● INSTRUCTION
Will you write out all the entries below exactly?

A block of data

>> Start

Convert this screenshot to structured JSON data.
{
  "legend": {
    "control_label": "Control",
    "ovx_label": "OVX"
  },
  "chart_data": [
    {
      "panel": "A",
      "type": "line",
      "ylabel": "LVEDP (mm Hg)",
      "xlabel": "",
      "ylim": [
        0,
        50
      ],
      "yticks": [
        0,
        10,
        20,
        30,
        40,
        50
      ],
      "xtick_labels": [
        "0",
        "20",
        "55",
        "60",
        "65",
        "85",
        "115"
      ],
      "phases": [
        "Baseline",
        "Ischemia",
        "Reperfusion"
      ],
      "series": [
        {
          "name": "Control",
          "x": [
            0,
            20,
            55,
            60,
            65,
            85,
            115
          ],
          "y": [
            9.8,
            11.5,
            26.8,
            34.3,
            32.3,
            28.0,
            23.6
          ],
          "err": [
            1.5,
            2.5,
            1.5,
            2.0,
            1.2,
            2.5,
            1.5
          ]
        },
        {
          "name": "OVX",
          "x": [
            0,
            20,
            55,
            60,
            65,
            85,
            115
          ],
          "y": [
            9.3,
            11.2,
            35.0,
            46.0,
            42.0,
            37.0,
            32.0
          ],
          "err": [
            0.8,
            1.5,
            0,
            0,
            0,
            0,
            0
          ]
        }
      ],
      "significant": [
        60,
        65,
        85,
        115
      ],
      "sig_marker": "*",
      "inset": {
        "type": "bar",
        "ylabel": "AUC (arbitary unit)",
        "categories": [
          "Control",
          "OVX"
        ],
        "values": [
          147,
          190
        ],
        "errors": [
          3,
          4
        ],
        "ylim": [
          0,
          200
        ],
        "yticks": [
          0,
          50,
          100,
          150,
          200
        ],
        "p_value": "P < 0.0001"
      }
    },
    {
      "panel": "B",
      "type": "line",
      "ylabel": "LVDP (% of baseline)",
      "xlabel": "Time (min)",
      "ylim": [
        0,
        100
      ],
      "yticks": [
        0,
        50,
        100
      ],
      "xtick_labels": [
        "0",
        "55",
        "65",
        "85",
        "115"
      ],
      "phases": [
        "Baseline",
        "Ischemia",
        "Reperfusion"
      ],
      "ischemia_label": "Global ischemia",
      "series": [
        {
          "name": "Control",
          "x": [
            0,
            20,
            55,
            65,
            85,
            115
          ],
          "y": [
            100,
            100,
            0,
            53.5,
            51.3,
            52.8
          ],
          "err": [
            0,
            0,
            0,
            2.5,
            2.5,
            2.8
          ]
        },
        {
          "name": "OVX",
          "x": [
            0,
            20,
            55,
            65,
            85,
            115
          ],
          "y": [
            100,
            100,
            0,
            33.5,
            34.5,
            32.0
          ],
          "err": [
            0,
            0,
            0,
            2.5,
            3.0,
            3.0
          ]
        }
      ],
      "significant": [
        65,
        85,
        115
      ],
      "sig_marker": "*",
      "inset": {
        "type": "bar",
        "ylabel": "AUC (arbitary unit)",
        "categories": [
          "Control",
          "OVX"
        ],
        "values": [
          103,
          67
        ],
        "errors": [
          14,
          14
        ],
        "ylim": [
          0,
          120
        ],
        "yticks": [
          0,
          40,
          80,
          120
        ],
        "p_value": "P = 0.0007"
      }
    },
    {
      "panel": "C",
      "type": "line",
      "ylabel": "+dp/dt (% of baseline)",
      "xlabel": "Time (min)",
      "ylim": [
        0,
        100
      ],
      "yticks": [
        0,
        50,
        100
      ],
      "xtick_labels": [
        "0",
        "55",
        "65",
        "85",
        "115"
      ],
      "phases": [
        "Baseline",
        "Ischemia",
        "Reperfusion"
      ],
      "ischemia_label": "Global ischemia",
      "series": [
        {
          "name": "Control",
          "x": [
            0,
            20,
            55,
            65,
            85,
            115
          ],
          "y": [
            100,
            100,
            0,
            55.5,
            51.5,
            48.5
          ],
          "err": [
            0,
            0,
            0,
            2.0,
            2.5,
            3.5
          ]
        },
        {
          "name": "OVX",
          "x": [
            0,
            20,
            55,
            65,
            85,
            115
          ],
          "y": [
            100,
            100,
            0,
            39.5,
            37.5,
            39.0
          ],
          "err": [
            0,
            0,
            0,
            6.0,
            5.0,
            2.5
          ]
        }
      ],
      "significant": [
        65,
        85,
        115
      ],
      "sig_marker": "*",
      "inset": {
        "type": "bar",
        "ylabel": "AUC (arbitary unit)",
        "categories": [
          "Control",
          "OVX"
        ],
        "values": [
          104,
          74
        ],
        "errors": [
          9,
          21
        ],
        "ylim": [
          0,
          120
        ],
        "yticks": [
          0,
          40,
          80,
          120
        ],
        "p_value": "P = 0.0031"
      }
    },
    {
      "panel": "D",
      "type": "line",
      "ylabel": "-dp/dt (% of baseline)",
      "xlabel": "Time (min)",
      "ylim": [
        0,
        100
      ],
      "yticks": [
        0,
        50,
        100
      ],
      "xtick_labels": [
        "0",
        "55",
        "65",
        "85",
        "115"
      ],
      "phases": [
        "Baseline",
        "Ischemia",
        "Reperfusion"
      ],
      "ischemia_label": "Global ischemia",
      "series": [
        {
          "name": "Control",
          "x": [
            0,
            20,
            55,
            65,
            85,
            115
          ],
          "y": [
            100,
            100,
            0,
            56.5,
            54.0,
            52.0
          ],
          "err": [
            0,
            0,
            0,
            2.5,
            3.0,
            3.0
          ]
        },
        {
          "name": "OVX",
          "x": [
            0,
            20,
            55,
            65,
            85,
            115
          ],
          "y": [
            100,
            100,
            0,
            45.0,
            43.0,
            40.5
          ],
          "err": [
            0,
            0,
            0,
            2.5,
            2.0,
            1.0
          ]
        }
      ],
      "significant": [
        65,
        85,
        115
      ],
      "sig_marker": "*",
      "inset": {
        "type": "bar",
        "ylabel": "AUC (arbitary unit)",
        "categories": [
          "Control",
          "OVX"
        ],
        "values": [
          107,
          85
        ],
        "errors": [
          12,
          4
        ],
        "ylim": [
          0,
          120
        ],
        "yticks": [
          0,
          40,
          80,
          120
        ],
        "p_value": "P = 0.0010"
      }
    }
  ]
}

>> End

● RESULT OF THIS TASK
Convert this screenshot to structured JSON data.
{
  "legend": {
    "control_label": "Control",
    "ovx_label": "OVX"
  },
  "chart_data": [
    {
      "panel": "A",
      "type": "line",
      "ylabel": "LVEDP (mm Hg)",
      "xlabel": "",
      "ylim": [
        0,
        50
      ],
      "yticks": [
        0,
        10,
        20,
        30,
        40,
        50
      ],
      "xtick_labels": [
        "0",
        "20",
        "55",
        "60",
        "65",
        "85",
        "115"
      ],
      "phases": [
        "Baseline",
        "Ischemia",
        "Reperfusion"
      ],
      "series": [
        {
          "name": "Control",
          "x": [
            0,
            20,
            55,
            60,
            65,
            85,
            115
          ],
          "y": [
            9.8,
            11.5,
            26.8,
            34.3,
            32.3,
            28.0,
            23.6
          ],
          "err": [
            1.5,
            2.5,
            1.5,
            2.0,
            1.2,
            2.5,
            1.5
          ]
        },
        {
          "name": "OVX",
          "x": [
            0,
            20,
            55,
            60,
            65,
            85,
            115
          ],
          "y": [
            9.3,
            11.2,
            35.0,
            46.0,
            42.0,
            37.0,
            32.0
          ],
          "err": [
            0.8,
            1.5,
            0,
            0,
            0,
            0,
            0
          ]
        }
      ],
      "significant": [
        60,
        65,
        85,
        115
      ],
      "sig_marker": "*",
      "inset": {
        "type": "bar",
        "ylabel": "AUC (arbitary unit)",
        "categories": [
          "Control",
          "OVX"
        ],
        "values": [
          147,
          190
        ],
        "errors": [
          3,
          4
        ],
        "ylim": [
          0,
          200
        ],
        "yticks": [
          0,
          50,
          100,
          150,
          200
        ],
        "p_value": "P < 0.0001"
      }
    },
    {
      "panel": "B",
      "type": "line",
      "ylabel": "LVDP (% of baseline)",
      "xlabel": "Time (min)",
      "ylim": [
        0,
        100
      ],
      "yticks": [
        0,
        50,
        100
      ],
      "xtick_labels": [
        "0",
        "55",
        "65",
        "85",
        "115"
      ],
      "phases": [
        "Baseline",
        "Ischemia",
        "Reperfusion"
      ],
      "ischemia_label": "Global ischemia",
      "series": [
        {
          "name": "Control",
          "x": [
            0,
            20,
            55,
            65,
            85,
            115
          ],
          "y": [
            100,
            100,
            0,
            53.5,
            51.3,
            52.8
          ],
          "err": [
            0,
            0,
            0,
            2.5,
            2.5,
            2.8
          ]
        },
        {
          "name": "OVX",
          "x": [
            0,
            20,
            55,
            65,
            85,
            115
          ],
          "y": [
            100,
            100,
            0,
            33.5,
            34.5,
            32.0
          ],
          "err": [
            0,
            0,
            0,
            2.5,
            3.0,
            3.0
          ]
        }
      ],
      "significant": [
        65,
        85,
        115
      ],
      "sig_marker": "*",
      "inset": {
        "type": "bar",
        "ylabel": "AUC (arbitary unit)",
        "categories": [
          "Control",
          "OVX"
        ],
        "values": [
          103,
          67
        ],
        "errors": [
          14,
          14
        ],
        "ylim": [
          0,
          120
        ],
        "yticks": [
          0,
          40,
          80,
          120
        ],
        "p_value": "P = 0.0007"
      }
    },
    {
      "panel": "C",
      "type": "line",
      "ylabel": "+dp/dt (% of baseline)",
      "xlabel": "Time (min)",
      "ylim": [
        0,
        100
      ],
      "yticks": [
        0,
        50,
        100
      ],
      "xtick_labels": [
        "0",
        "55",
        "65",
        "85",
        "115"
      ],
      "phases": [
        "Baseline",
        "Ischemia",
        "Reperfusion"
      ],
      "ischemia_label": "Global ischemia",
      "series": [
        {
          "name": "Control",
          "x": [
            0,
            20,
            55,
            65,
            85,
            115
          ],
          "y": [
            100,
            100,
            0,
            55.5,
            51.5,
            48.5
          ],
          "err": [
            0,
            0,
            0,
            2.0,
            2.5,
            3.5
          ]
        },
        {
          "name": "OVX",
          "x": [
            0,
            20,
            55,
            65,
            85,
            115
          ],
          "y": [
            100,
            100,
            0,
            39.5,
            37.5,
            39.0
          ],
          "err": [
            0,
            0,
            0,
            6.0,
            5.0,
            2.5
          ]
        }
      ],
      "significant": [
        65,
        85,
        115
      ],
      "sig_marker": "*",
      "inset": {
        "type": "bar",
        "ylabel": "AUC (arbitary unit)",
        "categories": [
          "Control",
          "OVX"
        ],
        "values": [
          104,
          74
        ],
        "errors": [
          9,
          21
        ],
        "ylim": [
          0,
          120
        ],
        "yticks": [
          0,
          40,
          80,
          120
        ],
        "p_value": "P = 0.0031"
      }
    },
    {
      "panel": "D",
      "type": "line",
      "ylabel": "-dp/dt (% of baseline)",
      "xlabel": "Time (min)",
      "ylim": [
        0,
        100
      ],
      "yticks": [
        0,
        50,
        100
      ],
      "xtick_labels": [
        "0",
        "55",
        "65",
        "85",
        "115"
      ],
      "phases": [
        "Baseline",
        "Ischemia",
        "Reperfusion"
      ],
      "ischemia_label": "Global ischemia",
      "series": [
        {
          "name": "Control",
          "x": [
            0,
            20,
            55,
            65,
            85,
            115
          ],
          "y": [
            100,
            100,
            0,
            56.5,
            54.0,
            52.0
          ],
          "err": [
            0,
            0,
            0,
            2.5,
            3.0,
            3.0
          ]
        },
        {
          "name": "OVX",
          "x": [
            0,
            20,
            55,
            65,
            85,
            115
          ],
          "y": [
            100,
            100,
            0,
            45.0,
            43.0,
            40.5
          ],
          "err": [
            0,
            0,
            0,
            2.5,
            2.0,
            1.0
          ]
        }
      ],
      "significant": [
        65,
        85,
        115
      ],
      "sig_marker": "*",
      "inset": {
        "type": "bar",
        "ylabel": "AUC (arbitary unit)",
        "categories": [
          "Control",
          "OVX"
        ],
        "values": [
          107,
          85
        ],
        "errors": [
          12,
          4
        ],
        "ylim": [
          0,
          120
        ],
        "yticks": [
          0,
          40,
          80,
          120
        ],
        "p_value": "P = 0.0010"
      }
    }
  ]
}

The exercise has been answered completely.